GOAL OF THE EXERCISE: Will you print the material below without altering a single character?

STORED DATA:
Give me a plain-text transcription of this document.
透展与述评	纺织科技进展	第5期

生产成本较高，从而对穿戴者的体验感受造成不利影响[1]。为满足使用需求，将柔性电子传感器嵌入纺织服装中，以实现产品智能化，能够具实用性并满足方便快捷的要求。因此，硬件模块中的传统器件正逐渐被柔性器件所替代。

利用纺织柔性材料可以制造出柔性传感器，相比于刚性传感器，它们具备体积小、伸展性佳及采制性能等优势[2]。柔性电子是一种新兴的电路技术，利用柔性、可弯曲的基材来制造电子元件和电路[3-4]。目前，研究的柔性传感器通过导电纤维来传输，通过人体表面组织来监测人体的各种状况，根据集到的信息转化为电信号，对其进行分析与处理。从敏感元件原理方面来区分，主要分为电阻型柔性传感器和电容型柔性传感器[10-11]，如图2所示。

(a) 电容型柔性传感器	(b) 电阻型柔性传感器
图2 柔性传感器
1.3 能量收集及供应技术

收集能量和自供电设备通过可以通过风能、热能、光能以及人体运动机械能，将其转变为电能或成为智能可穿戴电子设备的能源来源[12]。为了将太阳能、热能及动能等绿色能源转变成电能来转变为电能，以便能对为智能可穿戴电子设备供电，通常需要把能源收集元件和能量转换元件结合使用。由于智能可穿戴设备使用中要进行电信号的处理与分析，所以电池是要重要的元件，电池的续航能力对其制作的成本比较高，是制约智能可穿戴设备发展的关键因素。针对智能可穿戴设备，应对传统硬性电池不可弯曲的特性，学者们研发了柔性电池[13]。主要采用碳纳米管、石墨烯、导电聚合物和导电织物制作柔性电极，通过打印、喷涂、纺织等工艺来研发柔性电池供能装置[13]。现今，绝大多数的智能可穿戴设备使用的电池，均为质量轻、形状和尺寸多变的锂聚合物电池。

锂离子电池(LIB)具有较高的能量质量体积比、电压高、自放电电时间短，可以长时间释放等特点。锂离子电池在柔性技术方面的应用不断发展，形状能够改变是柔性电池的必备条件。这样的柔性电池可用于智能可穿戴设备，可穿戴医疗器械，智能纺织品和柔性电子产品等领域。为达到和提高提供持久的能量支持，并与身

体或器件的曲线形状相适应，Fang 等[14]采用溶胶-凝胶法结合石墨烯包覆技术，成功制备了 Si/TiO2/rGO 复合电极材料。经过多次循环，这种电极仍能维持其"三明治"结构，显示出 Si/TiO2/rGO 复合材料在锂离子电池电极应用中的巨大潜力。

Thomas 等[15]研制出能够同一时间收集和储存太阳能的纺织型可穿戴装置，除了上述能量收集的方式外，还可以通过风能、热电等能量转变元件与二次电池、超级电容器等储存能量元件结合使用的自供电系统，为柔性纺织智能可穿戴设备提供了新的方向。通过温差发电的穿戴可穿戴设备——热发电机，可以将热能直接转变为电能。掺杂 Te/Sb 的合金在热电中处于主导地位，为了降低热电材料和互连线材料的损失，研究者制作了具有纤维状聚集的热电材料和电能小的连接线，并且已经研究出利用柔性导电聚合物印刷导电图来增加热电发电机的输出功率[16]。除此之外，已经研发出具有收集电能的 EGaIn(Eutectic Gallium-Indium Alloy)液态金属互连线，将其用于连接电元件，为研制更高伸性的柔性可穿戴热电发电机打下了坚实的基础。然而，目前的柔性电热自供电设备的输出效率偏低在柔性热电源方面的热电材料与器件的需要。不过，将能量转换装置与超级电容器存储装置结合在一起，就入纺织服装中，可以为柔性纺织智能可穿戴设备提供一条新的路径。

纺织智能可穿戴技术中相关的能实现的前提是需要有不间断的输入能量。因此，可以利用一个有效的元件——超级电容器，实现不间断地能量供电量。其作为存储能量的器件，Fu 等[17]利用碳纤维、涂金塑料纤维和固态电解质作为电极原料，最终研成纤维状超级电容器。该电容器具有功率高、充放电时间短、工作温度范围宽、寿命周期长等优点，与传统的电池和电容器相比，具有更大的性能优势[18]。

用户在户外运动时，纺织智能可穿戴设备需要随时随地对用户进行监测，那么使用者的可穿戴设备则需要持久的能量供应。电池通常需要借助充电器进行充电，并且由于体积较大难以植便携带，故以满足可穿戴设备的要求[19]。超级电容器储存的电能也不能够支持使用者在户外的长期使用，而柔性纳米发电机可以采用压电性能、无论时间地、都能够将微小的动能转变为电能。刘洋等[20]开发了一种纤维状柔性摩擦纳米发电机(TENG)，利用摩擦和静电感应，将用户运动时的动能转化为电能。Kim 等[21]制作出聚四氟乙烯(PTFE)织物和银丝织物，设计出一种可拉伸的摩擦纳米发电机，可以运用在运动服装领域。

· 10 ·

SOLUTION TO THE EXERCISE:
Give me a plain-text transcription of this document.
透展与述评	纺织科技进展	第5期

生产成本较高，从而对穿戴者的体验感受造成不利影响[1]。为满足使用需求，将柔性电子传感器嵌入纺织服装中，以实现产品智能化，能够具实用性并满足方便快捷的要求。因此，硬件模块中的传统器件正逐渐被柔性器件所替代。

利用纺织柔性材料可以制造出柔性传感器，相比于刚性传感器，它们具备体积小、伸展性佳及采制性能等优势[2]。柔性电子是一种新兴的电路技术，利用柔性、可弯曲的基材来制造电子元件和电路[3-4]。目前，研究的柔性传感器通过导电纤维来传输，通过人体表面组织来监测人体的各种状况，根据集到的信息转化为电信号，对其进行分析与处理。从敏感元件原理方面来区分，主要分为电阻型柔性传感器和电容型柔性传感器[10-11]，如图2所示。

(a) 电容型柔性传感器	(b) 电阻型柔性传感器
图2 柔性传感器
1.3 能量收集及供应技术

收集能量和自供电设备通过可以通过风能、热能、光能以及人体运动机械能，将其转变为电能或成为智能可穿戴电子设备的能源来源[12]。为了将太阳能、热能及动能等绿色能源转变成电能来转变为电能，以便能对为智能可穿戴电子设备供电，通常需要把能源收集元件和能量转换元件结合使用。由于智能可穿戴设备使用中要进行电信号的处理与分析，所以电池是要重要的元件，电池的续航能力对其制作的成本比较高，是制约智能可穿戴设备发展的关键因素。针对智能可穿戴设备，应对传统硬性电池不可弯曲的特性，学者们研发了柔性电池[13]。主要采用碳纳米管、石墨烯、导电聚合物和导电织物制作柔性电极，通过打印、喷涂、纺织等工艺来研发柔性电池供能装置[13]。现今，绝大多数的智能可穿戴设备使用的电池，均为质量轻、形状和尺寸多变的锂聚合物电池。

锂离子电池(LIB)具有较高的能量质量体积比、电压高、自放电电时间短，可以长时间释放等特点。锂离子电池在柔性技术方面的应用不断发展，形状能够改变是柔性电池的必备条件。这样的柔性电池可用于智能可穿戴设备，可穿戴医疗器械，智能纺织品和柔性电子产品等领域。为达到和提高提供持久的能量支持，并与身

体或器件的曲线形状相适应，Fang 等[14]采用溶胶-凝胶法结合石墨烯包覆技术，成功制备了 Si/TiO2/rGO 复合电极材料。经过多次循环，这种电极仍能维持其"三明治"结构，显示出 Si/TiO2/rGO 复合材料在锂离子电池电极应用中的巨大潜力。

Thomas 等[15]研制出能够同一时间收集和储存太阳能的纺织型可穿戴装置，除了上述能量收集的方式外，还可以通过风能、热电等能量转变元件与二次电池、超级电容器等储存能量元件结合使用的自供电系统，为柔性纺织智能可穿戴设备提供了新的方向。通过温差发电的穿戴可穿戴设备——热发电机，可以将热能直接转变为电能。掺杂 Te/Sb 的合金在热电中处于主导地位，为了降低热电材料和互连线材料的损失，研究者制作了具有纤维状聚集的热电材料和电能小的连接线，并且已经研究出利用柔性导电聚合物印刷导电图来增加热电发电机的输出功率[16]。除此之外，已经研发出具有收集电能的 EGaIn(Eutectic Gallium-Indium Alloy)液态金属互连线，将其用于连接电元件，为研制更高伸性的柔性可穿戴热电发电机打下了坚实的基础。然而，目前的柔性电热自供电设备的输出效率偏低在柔性热电源方面的热电材料与器件的需要。不过，将能量转换装置与超级电容器存储装置结合在一起，就入纺织服装中，可以为柔性纺织智能可穿戴设备提供一条新的路径。

纺织智能可穿戴技术中相关的能实现的前提是需要有不间断的输入能量。因此，可以利用一个有效的元件——超级电容器，实现不间断地能量供电量。其作为存储能量的器件，Fu 等[17]利用碳纤维、涂金塑料纤维和固态电解质作为电极原料，最终研成纤维状超级电容器。该电容器具有功率高、充放电时间短、工作温度范围宽、寿命周期长等优点，与传统的电池和电容器相比，具有更大的性能优势[18]。

用户在户外运动时，纺织智能可穿戴设备需要随时随地对用户进行监测，那么使用者的可穿戴设备则需要持久的能量供应。电池通常需要借助充电器进行充电，并且由于体积较大难以植便携带，故以满足可穿戴设备的要求[19]。超级电容器储存的电能也不能够支持使用者在户外的长期使用，而柔性纳米发电机可以采用压电性能、无论时间地、都能够将微小的动能转变为电能。刘洋等[20]开发了一种纤维状柔性摩擦纳米发电机(TENG)，利用摩擦和静电感应，将用户运动时的动能转化为电能。Kim 等[21]制作出聚四氟乙烯(PTFE)织物和银丝织物，设计出一种可拉伸的摩擦纳米发电机，可以运用在运动服装领域。

· 10 ·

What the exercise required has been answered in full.